→ TASK PROMPT
In the listing below, locate the lines bearing the word "parties". Copy every one of them.

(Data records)
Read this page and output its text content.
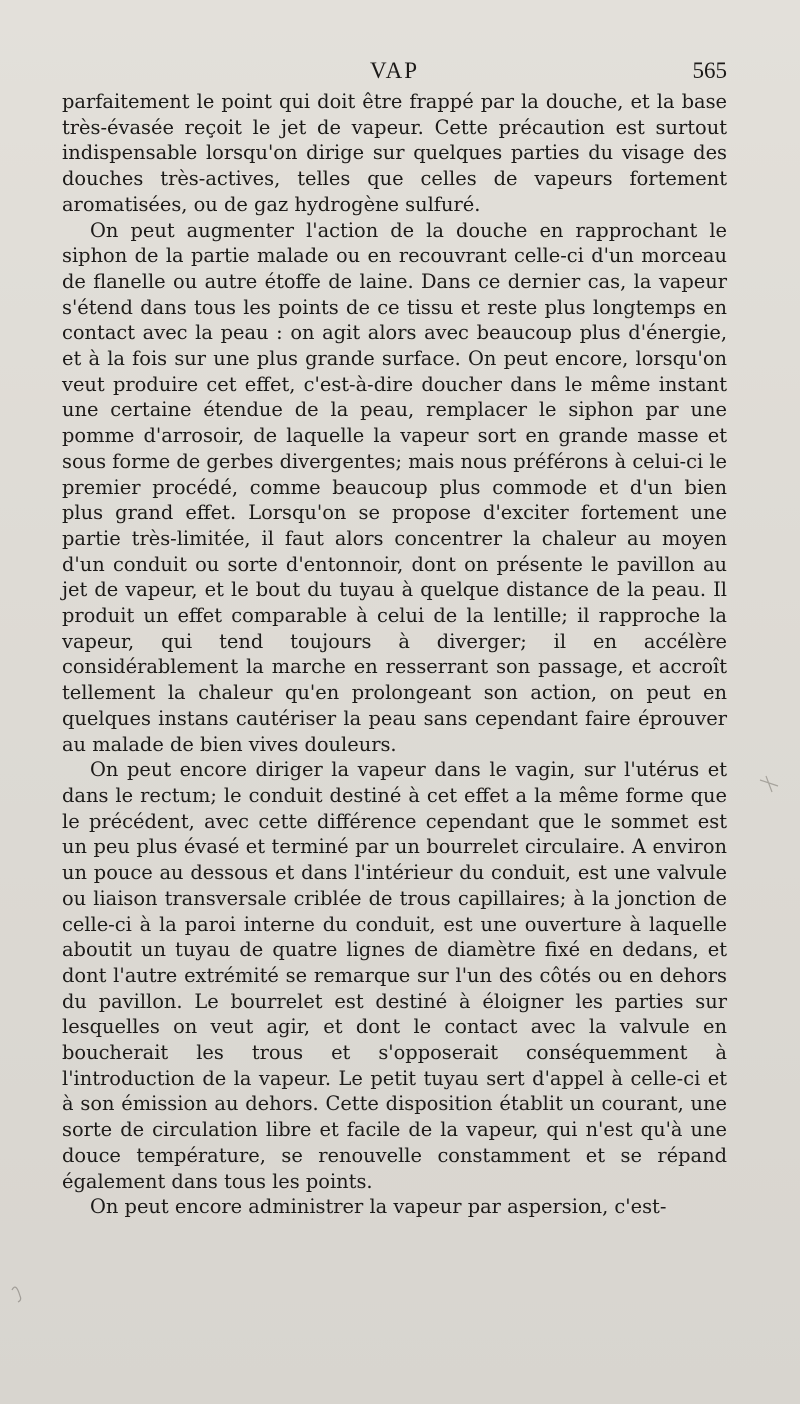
VAP	565

parfaitement le point qui doit être frappé par la douche, et la base très-évasée reçoit le jet de vapeur. Cette précaution est surtout indispensable lorsqu'on dirige sur quelques parties du visage des douches très-actives, telles que celles de vapeurs fortement aromatisées, ou de gaz hydrogène sulfuré.

On peut augmenter l'action de la douche en rapprochant le siphon de la partie malade ou en recouvrant celle-ci d'un morceau de flanelle ou autre étoffe de laine. Dans ce dernier cas, la vapeur s'étend dans tous les points de ce tissu et reste plus longtemps en contact avec la peau : on agit alors avec beaucoup plus d'énergie, et à la fois sur une plus grande surface. On peut encore, lorsqu'on veut produire cet effet, c'est-à-dire doucher dans le même instant une certaine étendue de la peau, remplacer le siphon par une pomme d'arrosoir, de laquelle la vapeur sort en grande masse et sous forme de gerbes divergentes; mais nous préférons à celui-ci le premier procédé, comme beaucoup plus commode et d'un bien plus grand effet. Lorsqu'on se propose d'exciter fortement une partie très-limitée, il faut alors concentrer la chaleur au moyen d'un conduit ou sorte d'entonnoir, dont on présente le pavillon au jet de vapeur, et le bout du tuyau à quelque distance de la peau. Il produit un effet comparable à celui de la lentille; il rapproche la vapeur, qui tend toujours à diverger; il en accélère considérablement la marche en resserrant son passage, et accroît tellement la chaleur qu'en prolongeant son action, on peut en quelques instans cautériser la peau sans cependant faire éprouver au malade de bien vives douleurs.

On peut encore diriger la vapeur dans le vagin, sur l'utérus et dans le rectum; le conduit destiné à cet effet a la même forme que le précédent, avec cette différence cependant que le sommet est un peu plus évasé et terminé par un bourrelet circulaire. A environ un pouce au dessous et dans l'intérieur du conduit, est une valvule ou liaison transversale criblée de trous capillaires; à la jonction de celle-ci à la paroi interne du conduit, est une ouverture à laquelle aboutit un tuyau de quatre lignes de diamètre fixé en dedans, et dont l'autre extrémité se remarque sur l'un des côtés ou en dehors du pavillon. Le bourrelet est destiné à éloigner les parties sur lesquelles on veut agir, et dont le contact avec la valvule en boucherait les trous et s'opposerait conséquemment à l'introduction de la vapeur. Le petit tuyau sert d'appel à celle-ci et à son émission au dehors. Cette disposition établit un courant, une sorte de circulation libre et facile de la vapeur, qui n'est qu'à une douce température, se renouvelle constamment et se répand également dans tous les points.

On peut encore administrer la vapeur par aspersion, c'est-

→ EXPECTED OUTPUT
parfaitement le point qui doit être frappé par la douche, et la base très-évasée reçoit le jet de vapeur. Cette précaution est surtout indispensable lorsqu'on dirige sur quelques parties du visage des douches très-actives, telles que celles de vapeurs fortement aromatisées, ou de gaz hydrogène sulfuré.
On peut encore diriger la vapeur dans le vagin, sur l'utérus et dans le rectum; le conduit destiné à cet effet a la même forme que le précédent, avec cette différence cependant que le sommet est un peu plus évasé et terminé par un bourrelet circulaire. A environ un pouce au dessous et dans l'intérieur du conduit, est une valvule ou liaison transversale criblée de trous capillaires; à la jonction de celle-ci à la paroi interne du conduit, est une ouverture à laquelle aboutit un tuyau de quatre lignes de diamètre fixé en dedans, et dont l'autre extrémité se remarque sur l'un des côtés ou en dehors du pavillon. Le bourrelet est destiné à éloigner les parties sur lesquelles on veut agir, et dont le contact avec la valvule en boucherait les trous et s'opposerait conséquemment à l'introduction de la vapeur. Le petit tuyau sert d'appel à celle-ci et à son émission au dehors. Cette disposition établit un courant, une sorte de circulation libre et facile de la vapeur, qui n'est qu'à une douce température, se renouvelle constamment et se répand également dans tous les points.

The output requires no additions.